→ The task: Repeat each line word for word.
------
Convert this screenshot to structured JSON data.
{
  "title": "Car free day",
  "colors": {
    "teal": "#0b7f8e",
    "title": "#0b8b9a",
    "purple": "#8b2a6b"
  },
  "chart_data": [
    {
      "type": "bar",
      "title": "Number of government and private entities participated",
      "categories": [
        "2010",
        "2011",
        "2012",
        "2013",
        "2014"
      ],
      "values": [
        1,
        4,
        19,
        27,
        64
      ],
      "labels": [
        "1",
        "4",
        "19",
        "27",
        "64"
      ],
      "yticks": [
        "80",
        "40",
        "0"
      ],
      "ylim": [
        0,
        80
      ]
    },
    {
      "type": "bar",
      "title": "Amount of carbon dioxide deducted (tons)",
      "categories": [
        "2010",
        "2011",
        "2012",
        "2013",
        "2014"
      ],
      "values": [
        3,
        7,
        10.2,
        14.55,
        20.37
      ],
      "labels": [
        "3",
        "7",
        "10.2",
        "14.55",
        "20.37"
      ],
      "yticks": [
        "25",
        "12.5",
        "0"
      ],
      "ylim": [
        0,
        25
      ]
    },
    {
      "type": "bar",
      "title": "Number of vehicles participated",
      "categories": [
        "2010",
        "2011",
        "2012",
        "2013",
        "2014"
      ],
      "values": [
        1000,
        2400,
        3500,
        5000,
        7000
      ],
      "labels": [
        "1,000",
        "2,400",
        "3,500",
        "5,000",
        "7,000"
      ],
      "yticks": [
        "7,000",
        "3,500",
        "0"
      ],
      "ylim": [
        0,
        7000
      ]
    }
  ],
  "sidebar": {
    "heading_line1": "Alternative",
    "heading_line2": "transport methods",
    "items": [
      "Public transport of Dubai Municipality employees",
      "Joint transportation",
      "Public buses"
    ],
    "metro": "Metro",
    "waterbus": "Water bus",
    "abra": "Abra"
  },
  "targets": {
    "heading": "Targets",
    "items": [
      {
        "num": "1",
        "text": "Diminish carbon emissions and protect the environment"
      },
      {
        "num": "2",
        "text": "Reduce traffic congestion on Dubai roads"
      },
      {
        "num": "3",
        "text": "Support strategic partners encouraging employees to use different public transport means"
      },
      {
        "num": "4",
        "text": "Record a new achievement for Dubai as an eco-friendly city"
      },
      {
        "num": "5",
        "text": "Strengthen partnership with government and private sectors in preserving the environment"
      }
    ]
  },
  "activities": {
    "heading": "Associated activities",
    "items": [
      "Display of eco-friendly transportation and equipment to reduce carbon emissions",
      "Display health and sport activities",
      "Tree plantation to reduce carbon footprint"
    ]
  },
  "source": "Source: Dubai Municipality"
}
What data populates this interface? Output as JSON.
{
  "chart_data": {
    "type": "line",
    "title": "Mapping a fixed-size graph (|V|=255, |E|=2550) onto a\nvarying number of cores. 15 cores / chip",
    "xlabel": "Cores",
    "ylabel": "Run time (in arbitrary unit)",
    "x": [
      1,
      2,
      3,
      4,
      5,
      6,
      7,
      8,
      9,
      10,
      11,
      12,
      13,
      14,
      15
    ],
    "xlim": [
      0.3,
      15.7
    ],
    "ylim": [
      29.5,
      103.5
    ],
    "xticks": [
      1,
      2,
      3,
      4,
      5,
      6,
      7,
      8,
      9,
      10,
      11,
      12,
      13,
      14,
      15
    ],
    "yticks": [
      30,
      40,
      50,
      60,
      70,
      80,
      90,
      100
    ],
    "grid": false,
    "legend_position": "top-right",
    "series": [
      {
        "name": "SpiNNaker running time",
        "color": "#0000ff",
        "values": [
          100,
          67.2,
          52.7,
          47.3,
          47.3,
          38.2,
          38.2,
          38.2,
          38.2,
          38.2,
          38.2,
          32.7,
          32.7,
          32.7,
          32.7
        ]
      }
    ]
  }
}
------
→ Solved exercise:
Convert this screenshot to structured JSON data.
{
  "title": "Car free day",
  "colors": {
    "teal": "#0b7f8e",
    "title": "#0b8b9a",
    "purple": "#8b2a6b"
  },
  "chart_data": [
    {
      "type": "bar",
      "title": "Number of government and private entities participated",
      "categories": [
        "2010",
        "2011",
        "2012",
        "2013",
        "2014"
      ],
      "values": [
        1,
        4,
        19,
        27,
        64
      ],
      "labels": [
        "1",
        "4",
        "19",
        "27",
        "64"
      ],
      "yticks": [
        "80",
        "40",
        "0"
      ],
      "ylim": [
        0,
        80
      ]
    },
    {
      "type": "bar",
      "title": "Amount of carbon dioxide deducted (tons)",
      "categories": [
        "2010",
        "2011",
        "2012",
        "2013",
        "2014"
      ],
      "values": [
        3,
        7,
        10.2,
        14.55,
        20.37
      ],
      "labels": [
        "3",
        "7",
        "10.2",
        "14.55",
        "20.37"
      ],
      "yticks": [
        "25",
        "12.5",
        "0"
      ],
      "ylim": [
        0,
        25
      ]
    },
    {
      "type": "bar",
      "title": "Number of vehicles participated",
      "categories": [
        "2010",
        "2011",
        "2012",
        "2013",
        "2014"
      ],
      "values": [
        1000,
        2400,
        3500,
        5000,
        7000
      ],
      "labels": [
        "1,000",
        "2,400",
        "3,500",
        "5,000",
        "7,000"
      ],
      "yticks": [
        "7,000",
        "3,500",
        "0"
      ],
      "ylim": [
        0,
        7000
      ]
    }
  ],
  "sidebar": {
    "heading_line1": "Alternative",
    "heading_line2": "transport methods",
    "items": [
      "Public transport of Dubai Municipality employees",
      "Joint transportation",
      "Public buses"
    ],
    "metro": "Metro",
    "waterbus": "Water bus",
    "abra": "Abra"
  },
  "targets": {
    "heading": "Targets",
    "items": [
      {
        "num": "1",
        "text": "Diminish carbon emissions and protect the environment"
      },
      {
        "num": "2",
        "text": "Reduce traffic congestion on Dubai roads"
      },
      {
        "num": "3",
        "text": "Support strategic partners encouraging employees to use different public transport means"
      },
      {
        "num": "4",
        "text": "Record a new achievement for Dubai as an eco-friendly city"
      },
      {
        "num": "5",
        "text": "Strengthen partnership with government and private sectors in preserving the environment"
      }
    ]
  },
  "activities": {
    "heading": "Associated activities",
    "items": [
      "Display of eco-friendly transportation and equipment to reduce carbon emissions",
      "Display health and sport activities",
      "Tree plantation to reduce carbon footprint"
    ]
  },
  "source": "Source: Dubai Municipality"
}
What data populates this interface? Output as JSON.
{
  "chart_data": {
    "type": "line",
    "title": "Mapping a fixed-size graph (|V|=255, |E|=2550) onto a\nvarying number of cores. 15 cores / chip",
    "xlabel": "Cores",
    "ylabel": "Run time (in arbitrary unit)",
    "x": [
      1,
      2,
      3,
      4,
      5,
      6,
      7,
      8,
      9,
      10,
      11,
      12,
      13,
      14,
      15
    ],
    "xlim": [
      0.3,
      15.7
    ],
    "ylim": [
      29.5,
      103.5
    ],
    "xticks": [
      1,
      2,
      3,
      4,
      5,
      6,
      7,
      8,
      9,
      10,
      11,
      12,
      13,
      14,
      15
    ],
    "yticks": [
      30,
      40,
      50,
      60,
      70,
      80,
      90,
      100
    ],
    "grid": false,
    "legend_position": "top-right",
    "series": [
      {
        "name": "SpiNNaker running time",
        "color": "#0000ff",
        "values": [
          100,
          67.2,
          52.7,
          47.3,
          47.3,
          38.2,
          38.2,
          38.2,
          38.2,
          38.2,
          38.2,
          32.7,
          32.7,
          32.7,
          32.7
        ]
      }
    ]
  }
}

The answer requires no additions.